◆ **TASK TO COMPLETE**: Keep every line where the word "text" appears; drop the rest.

◆ **DATASET ROWS**:
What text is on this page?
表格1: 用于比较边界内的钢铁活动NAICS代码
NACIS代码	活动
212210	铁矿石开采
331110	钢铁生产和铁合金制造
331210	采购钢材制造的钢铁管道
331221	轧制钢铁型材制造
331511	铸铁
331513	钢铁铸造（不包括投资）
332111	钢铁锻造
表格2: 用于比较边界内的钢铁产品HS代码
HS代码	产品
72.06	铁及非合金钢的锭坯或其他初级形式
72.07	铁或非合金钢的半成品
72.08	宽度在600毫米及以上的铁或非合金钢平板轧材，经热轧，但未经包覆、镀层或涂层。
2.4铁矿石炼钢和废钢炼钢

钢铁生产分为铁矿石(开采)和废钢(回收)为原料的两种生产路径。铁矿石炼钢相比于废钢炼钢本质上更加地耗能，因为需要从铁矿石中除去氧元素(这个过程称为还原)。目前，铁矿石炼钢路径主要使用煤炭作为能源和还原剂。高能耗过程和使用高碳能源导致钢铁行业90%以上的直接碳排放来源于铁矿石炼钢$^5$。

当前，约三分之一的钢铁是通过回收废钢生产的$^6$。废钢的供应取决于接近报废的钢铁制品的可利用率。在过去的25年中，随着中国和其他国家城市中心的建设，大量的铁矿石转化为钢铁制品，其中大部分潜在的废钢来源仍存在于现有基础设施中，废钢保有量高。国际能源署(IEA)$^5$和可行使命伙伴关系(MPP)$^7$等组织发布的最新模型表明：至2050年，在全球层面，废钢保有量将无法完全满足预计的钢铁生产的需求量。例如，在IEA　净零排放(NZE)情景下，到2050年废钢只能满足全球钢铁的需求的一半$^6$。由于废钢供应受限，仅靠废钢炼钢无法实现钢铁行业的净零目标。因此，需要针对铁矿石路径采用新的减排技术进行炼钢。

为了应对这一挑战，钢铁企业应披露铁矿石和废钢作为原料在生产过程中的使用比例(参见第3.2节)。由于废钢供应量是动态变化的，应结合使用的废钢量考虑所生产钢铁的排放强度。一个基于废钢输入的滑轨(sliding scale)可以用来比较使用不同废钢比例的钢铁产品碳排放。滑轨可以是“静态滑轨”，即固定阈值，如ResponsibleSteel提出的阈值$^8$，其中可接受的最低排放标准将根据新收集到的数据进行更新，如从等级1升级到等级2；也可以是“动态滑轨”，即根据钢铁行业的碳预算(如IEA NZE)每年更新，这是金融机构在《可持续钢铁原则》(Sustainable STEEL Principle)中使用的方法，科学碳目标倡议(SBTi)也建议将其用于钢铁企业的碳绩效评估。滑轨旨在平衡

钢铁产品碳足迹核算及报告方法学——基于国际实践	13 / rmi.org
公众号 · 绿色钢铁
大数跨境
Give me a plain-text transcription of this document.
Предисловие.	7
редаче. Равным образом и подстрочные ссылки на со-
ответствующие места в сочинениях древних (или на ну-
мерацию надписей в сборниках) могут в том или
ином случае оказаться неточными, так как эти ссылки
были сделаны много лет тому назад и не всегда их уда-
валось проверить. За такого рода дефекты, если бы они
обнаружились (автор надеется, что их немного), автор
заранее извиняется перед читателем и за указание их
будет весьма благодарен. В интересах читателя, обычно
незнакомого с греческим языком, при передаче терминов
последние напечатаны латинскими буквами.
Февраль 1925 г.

◆ **ANSWER FOR THE TASK**:
What text is on this page?
Give me a plain-text transcription of this document.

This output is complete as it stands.